* [TASK TO COMPLETE] Check every line of the material below for "subtitle". Give the number of lines that have it, and only that.

## START DATA SHOWN

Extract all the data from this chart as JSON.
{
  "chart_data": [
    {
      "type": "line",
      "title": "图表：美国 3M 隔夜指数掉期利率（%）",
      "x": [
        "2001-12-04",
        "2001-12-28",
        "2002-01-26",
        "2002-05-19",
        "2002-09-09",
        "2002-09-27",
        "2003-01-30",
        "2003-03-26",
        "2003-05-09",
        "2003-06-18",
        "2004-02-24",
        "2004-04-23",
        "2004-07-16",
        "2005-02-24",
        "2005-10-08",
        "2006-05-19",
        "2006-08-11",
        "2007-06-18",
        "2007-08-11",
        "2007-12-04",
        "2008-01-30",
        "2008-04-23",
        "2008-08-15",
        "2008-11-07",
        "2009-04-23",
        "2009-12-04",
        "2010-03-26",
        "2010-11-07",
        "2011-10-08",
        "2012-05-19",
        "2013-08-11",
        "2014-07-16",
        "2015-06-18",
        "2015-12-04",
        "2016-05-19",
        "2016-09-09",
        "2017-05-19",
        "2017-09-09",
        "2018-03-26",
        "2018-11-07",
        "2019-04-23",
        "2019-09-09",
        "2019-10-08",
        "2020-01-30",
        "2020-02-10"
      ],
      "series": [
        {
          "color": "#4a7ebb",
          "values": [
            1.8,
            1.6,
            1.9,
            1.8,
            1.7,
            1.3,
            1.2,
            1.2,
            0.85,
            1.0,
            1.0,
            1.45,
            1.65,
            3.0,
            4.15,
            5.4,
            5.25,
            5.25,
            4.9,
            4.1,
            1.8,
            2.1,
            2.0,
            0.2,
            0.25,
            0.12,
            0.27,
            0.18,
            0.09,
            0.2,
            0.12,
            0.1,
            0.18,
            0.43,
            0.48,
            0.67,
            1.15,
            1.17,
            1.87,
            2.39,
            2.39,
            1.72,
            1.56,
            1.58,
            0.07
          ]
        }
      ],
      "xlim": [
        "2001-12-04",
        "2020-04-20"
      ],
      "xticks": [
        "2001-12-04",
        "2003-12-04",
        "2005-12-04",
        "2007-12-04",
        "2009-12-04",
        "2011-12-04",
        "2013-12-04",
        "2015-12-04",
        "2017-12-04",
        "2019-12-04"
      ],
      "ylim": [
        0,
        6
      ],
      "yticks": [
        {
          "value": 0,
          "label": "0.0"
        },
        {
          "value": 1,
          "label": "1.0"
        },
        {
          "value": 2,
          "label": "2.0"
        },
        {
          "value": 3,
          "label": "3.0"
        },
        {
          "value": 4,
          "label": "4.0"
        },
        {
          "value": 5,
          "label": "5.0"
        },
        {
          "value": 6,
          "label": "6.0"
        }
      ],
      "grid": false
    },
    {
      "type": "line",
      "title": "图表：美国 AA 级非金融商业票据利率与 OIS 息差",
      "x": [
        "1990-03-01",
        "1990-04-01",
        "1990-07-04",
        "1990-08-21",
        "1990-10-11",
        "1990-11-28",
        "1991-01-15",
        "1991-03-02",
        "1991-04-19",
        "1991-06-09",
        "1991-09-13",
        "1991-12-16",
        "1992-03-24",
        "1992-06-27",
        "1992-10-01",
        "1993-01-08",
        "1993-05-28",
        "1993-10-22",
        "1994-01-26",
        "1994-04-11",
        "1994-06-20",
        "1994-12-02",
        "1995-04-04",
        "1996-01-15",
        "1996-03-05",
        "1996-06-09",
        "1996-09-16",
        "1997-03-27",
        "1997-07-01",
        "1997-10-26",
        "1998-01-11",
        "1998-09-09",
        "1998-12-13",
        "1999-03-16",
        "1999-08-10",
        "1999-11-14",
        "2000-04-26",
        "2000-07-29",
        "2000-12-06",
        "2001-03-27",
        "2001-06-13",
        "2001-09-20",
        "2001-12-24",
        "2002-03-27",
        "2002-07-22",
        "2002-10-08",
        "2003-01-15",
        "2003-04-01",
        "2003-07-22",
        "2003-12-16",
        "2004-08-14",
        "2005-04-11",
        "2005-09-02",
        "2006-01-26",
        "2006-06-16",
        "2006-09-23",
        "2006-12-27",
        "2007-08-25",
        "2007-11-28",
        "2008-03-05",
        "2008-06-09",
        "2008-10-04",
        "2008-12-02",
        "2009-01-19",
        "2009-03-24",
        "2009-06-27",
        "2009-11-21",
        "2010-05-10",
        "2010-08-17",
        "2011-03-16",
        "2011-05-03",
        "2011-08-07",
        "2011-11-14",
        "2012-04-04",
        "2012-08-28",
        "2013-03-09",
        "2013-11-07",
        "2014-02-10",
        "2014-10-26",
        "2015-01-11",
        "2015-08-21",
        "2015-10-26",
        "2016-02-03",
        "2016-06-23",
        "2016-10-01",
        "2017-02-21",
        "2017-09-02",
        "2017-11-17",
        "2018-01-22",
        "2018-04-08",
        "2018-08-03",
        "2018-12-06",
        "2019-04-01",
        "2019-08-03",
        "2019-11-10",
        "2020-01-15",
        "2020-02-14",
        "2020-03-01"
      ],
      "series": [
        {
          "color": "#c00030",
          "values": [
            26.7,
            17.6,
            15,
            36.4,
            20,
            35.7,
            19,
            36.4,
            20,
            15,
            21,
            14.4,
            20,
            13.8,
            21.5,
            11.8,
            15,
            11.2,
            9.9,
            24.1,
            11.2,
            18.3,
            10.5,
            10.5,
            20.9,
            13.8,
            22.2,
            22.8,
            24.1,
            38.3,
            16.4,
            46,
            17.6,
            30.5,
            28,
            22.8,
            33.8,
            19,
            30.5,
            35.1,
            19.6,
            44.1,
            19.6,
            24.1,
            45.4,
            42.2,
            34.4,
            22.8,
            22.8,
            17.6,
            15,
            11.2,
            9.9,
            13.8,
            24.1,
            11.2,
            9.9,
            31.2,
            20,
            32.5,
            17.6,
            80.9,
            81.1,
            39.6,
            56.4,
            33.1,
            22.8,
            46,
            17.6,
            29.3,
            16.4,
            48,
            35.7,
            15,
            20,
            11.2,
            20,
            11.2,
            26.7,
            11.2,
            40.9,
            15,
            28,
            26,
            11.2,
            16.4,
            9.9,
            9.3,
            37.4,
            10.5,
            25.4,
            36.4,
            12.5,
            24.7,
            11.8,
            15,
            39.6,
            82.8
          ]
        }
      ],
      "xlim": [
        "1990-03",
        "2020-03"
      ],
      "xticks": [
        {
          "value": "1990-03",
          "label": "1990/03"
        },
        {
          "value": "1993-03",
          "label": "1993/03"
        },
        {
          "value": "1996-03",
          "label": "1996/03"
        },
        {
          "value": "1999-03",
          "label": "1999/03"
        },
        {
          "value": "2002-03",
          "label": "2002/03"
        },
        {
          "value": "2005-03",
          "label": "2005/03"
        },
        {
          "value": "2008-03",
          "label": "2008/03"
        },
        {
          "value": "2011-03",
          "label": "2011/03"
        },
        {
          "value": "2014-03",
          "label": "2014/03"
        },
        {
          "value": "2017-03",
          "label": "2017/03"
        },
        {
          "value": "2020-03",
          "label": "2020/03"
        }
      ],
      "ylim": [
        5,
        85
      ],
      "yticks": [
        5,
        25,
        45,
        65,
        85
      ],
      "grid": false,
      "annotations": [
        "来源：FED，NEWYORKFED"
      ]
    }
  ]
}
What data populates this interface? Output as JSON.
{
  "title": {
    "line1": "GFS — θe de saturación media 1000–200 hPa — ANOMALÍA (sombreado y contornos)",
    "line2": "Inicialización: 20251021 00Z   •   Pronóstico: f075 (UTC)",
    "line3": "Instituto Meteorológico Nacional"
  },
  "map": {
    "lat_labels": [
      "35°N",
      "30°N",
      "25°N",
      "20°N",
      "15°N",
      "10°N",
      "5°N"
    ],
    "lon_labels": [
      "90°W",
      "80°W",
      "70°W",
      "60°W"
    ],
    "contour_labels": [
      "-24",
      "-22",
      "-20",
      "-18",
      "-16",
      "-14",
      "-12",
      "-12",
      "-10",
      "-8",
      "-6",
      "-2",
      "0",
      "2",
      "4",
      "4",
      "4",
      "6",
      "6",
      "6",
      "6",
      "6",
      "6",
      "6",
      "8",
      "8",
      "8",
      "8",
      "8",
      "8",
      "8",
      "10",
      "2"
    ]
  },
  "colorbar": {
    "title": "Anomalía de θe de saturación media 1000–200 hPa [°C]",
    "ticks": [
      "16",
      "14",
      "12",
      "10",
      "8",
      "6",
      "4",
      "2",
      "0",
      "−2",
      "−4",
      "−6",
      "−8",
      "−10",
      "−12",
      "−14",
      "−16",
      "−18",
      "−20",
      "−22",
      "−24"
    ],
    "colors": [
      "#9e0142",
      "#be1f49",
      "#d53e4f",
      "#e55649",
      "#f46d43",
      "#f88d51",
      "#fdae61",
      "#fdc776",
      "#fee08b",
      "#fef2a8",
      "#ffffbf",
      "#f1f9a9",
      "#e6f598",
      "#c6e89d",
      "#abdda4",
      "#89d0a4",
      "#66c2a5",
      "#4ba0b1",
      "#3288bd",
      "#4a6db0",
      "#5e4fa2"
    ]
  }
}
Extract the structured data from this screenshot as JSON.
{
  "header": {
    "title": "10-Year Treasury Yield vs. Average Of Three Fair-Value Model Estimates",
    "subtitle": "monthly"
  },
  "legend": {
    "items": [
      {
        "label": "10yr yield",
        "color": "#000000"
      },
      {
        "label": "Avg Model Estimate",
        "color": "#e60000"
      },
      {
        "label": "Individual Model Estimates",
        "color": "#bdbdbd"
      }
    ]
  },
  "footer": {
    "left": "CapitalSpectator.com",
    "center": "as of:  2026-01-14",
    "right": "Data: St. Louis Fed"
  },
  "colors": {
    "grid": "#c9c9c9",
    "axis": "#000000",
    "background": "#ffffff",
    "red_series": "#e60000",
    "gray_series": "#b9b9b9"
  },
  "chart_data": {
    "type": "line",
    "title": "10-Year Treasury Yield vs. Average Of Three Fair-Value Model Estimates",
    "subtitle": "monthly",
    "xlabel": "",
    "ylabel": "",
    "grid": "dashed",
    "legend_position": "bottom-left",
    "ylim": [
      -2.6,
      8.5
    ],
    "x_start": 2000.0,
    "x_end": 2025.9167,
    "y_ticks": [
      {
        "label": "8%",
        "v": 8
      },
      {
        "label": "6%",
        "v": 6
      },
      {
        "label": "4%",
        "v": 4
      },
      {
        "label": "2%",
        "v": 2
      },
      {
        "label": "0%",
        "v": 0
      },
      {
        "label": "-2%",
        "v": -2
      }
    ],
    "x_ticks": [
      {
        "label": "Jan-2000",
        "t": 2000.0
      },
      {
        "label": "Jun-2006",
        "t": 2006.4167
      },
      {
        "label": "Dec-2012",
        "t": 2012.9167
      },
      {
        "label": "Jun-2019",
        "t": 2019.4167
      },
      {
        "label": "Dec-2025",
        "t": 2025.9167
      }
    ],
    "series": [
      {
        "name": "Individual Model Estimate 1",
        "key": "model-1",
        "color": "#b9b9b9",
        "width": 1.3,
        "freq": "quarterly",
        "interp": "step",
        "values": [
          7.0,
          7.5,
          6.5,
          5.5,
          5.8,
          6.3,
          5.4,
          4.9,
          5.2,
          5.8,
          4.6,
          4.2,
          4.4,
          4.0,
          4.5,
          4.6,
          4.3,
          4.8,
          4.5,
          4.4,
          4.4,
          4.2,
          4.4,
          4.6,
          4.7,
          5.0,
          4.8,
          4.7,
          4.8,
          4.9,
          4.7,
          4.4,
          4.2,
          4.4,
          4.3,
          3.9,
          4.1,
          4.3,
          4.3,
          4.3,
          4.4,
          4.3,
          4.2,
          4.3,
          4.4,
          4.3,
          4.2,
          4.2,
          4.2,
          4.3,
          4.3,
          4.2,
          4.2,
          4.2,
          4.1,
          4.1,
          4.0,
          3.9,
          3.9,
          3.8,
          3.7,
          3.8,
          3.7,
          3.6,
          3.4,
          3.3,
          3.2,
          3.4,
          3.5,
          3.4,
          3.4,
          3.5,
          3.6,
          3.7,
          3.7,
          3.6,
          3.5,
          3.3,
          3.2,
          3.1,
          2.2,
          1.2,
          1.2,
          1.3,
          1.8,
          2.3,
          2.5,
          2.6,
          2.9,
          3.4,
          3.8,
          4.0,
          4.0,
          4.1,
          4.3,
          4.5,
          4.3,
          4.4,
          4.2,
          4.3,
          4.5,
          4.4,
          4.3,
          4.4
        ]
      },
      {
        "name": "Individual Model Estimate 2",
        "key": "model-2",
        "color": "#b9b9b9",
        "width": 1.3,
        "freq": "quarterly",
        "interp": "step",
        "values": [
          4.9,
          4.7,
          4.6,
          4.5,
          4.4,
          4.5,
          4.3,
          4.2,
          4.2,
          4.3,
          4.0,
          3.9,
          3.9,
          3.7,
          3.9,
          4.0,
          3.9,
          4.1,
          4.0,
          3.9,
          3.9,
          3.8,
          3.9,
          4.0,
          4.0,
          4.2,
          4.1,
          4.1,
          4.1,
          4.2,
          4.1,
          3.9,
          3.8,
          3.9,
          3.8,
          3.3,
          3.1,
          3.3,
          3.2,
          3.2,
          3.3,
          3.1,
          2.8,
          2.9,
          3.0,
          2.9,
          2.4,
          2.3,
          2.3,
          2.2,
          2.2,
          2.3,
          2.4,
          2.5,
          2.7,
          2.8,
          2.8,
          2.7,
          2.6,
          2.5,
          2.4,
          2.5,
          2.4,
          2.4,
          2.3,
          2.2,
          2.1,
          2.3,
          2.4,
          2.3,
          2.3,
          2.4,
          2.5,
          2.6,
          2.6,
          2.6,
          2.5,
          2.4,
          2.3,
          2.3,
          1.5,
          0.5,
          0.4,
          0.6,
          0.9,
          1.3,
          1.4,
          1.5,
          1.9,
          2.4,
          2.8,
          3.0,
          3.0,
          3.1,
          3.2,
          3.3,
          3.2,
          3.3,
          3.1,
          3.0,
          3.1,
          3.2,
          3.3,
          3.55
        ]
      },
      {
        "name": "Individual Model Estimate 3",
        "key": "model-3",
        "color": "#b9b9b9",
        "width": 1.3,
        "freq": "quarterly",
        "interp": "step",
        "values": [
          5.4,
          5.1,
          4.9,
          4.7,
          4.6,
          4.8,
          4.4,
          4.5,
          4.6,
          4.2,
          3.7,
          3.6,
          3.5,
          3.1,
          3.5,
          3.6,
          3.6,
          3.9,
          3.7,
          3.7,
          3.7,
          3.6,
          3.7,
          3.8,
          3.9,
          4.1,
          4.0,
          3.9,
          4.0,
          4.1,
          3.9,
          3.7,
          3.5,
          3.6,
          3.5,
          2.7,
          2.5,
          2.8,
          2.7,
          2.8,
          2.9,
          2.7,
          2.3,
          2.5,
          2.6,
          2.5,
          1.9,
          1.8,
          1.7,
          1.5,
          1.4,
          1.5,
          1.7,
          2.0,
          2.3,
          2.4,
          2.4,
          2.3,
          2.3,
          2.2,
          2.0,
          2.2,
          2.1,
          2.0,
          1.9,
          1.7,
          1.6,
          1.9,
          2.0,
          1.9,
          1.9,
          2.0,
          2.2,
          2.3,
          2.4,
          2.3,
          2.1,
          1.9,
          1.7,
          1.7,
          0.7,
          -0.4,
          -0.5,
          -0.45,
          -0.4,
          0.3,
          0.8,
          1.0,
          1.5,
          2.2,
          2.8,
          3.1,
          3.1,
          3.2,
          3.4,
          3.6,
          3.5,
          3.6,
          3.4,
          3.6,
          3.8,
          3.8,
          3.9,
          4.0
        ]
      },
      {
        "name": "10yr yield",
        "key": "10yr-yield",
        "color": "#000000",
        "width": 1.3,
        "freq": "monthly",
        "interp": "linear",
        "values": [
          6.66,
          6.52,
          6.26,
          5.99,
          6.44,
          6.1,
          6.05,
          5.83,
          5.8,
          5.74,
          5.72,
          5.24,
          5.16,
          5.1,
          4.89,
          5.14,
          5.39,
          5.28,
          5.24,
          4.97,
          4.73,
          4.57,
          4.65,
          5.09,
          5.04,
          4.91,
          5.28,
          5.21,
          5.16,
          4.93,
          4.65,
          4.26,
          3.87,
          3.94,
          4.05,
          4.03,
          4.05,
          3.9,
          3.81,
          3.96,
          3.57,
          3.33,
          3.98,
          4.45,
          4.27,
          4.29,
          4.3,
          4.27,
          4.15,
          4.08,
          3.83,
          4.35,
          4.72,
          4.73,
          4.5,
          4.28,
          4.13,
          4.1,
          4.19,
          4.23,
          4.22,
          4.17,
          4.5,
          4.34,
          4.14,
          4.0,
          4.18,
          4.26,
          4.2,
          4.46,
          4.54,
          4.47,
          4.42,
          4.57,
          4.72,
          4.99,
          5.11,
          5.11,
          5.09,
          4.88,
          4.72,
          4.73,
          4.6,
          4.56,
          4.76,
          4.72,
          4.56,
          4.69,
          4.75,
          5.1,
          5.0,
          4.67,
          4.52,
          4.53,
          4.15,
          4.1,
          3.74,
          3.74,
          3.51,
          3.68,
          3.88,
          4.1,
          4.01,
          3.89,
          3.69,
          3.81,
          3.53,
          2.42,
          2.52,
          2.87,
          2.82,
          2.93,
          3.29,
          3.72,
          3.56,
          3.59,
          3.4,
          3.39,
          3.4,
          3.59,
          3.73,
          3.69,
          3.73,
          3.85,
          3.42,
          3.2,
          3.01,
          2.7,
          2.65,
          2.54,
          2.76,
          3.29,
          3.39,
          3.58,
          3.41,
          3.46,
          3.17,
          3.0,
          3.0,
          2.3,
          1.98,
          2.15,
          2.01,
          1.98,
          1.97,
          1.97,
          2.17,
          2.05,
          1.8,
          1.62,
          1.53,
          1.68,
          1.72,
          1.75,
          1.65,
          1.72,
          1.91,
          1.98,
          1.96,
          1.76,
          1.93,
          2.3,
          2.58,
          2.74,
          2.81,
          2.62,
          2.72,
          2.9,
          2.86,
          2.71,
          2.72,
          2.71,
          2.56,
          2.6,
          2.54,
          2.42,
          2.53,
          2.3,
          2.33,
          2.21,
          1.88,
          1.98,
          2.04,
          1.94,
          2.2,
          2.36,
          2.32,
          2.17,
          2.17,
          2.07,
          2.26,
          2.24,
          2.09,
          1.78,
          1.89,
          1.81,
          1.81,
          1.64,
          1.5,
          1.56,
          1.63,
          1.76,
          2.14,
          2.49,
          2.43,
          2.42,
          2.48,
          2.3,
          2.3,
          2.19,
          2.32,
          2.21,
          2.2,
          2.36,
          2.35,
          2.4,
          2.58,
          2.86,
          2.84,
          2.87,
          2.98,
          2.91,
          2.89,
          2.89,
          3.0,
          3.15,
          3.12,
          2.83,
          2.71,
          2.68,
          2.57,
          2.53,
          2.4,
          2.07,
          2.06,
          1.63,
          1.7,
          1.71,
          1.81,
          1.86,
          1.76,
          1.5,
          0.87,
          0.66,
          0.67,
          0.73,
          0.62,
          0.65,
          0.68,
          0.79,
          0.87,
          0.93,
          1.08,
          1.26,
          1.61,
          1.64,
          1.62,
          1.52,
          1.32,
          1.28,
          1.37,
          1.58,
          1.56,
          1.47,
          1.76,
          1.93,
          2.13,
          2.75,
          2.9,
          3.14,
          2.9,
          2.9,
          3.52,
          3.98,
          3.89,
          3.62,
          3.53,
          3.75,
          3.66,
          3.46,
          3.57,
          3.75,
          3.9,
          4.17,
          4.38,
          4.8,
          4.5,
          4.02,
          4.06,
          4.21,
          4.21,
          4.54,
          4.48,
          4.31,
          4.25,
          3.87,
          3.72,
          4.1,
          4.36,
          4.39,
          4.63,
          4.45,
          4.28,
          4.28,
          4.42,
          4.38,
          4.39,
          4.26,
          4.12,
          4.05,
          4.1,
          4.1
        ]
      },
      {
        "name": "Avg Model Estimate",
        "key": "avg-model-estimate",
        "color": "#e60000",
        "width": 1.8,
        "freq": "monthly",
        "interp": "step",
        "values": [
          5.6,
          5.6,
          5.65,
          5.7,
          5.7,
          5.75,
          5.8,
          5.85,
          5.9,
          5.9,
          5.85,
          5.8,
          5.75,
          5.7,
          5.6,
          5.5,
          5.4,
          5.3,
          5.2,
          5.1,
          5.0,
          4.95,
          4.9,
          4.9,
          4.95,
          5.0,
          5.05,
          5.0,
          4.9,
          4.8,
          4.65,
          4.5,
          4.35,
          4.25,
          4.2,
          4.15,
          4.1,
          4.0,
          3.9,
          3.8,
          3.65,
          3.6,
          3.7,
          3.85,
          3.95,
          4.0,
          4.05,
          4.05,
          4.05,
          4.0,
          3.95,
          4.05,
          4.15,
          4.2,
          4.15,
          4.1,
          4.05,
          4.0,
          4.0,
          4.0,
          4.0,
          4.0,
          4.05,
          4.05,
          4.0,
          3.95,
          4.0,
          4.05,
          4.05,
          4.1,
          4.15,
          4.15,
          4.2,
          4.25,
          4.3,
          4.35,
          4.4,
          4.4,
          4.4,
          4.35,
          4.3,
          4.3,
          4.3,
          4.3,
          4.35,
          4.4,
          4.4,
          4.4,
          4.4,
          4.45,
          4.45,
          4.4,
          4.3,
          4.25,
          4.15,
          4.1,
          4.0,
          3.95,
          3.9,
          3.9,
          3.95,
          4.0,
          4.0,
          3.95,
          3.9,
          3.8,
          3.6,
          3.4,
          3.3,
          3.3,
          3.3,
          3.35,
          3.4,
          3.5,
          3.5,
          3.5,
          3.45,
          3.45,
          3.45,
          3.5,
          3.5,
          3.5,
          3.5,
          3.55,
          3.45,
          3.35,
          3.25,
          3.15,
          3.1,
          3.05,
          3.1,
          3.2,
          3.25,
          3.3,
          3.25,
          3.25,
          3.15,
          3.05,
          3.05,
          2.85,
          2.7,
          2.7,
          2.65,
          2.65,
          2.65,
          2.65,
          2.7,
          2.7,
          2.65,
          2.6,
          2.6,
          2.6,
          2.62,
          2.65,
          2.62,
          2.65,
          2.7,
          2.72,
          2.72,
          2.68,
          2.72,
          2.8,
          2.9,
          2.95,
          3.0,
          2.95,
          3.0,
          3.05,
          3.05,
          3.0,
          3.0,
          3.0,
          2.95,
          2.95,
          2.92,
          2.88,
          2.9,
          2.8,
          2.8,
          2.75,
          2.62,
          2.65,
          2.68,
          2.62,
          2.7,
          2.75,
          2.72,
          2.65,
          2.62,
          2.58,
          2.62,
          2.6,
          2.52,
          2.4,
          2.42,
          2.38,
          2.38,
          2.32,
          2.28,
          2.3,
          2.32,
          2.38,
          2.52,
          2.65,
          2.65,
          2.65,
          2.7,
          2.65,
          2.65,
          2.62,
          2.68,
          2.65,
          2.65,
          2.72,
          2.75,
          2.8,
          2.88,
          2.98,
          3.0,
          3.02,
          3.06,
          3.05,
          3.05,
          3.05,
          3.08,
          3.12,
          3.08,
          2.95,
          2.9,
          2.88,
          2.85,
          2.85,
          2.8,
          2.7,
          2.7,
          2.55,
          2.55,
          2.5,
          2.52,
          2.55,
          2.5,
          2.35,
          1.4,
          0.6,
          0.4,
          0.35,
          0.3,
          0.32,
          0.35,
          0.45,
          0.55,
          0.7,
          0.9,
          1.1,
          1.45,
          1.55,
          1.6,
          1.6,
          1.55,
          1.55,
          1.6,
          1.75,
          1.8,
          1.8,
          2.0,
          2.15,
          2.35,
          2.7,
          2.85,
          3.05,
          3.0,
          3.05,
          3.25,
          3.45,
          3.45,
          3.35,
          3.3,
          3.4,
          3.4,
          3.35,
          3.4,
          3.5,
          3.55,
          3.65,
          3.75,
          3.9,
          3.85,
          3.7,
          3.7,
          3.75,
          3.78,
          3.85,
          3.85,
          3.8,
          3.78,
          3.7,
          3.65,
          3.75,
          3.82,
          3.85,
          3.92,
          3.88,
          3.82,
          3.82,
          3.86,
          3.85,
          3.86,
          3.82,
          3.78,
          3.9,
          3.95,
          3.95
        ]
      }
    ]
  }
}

## END DATA SHOWN

* [SOLVED PROBLEM] 2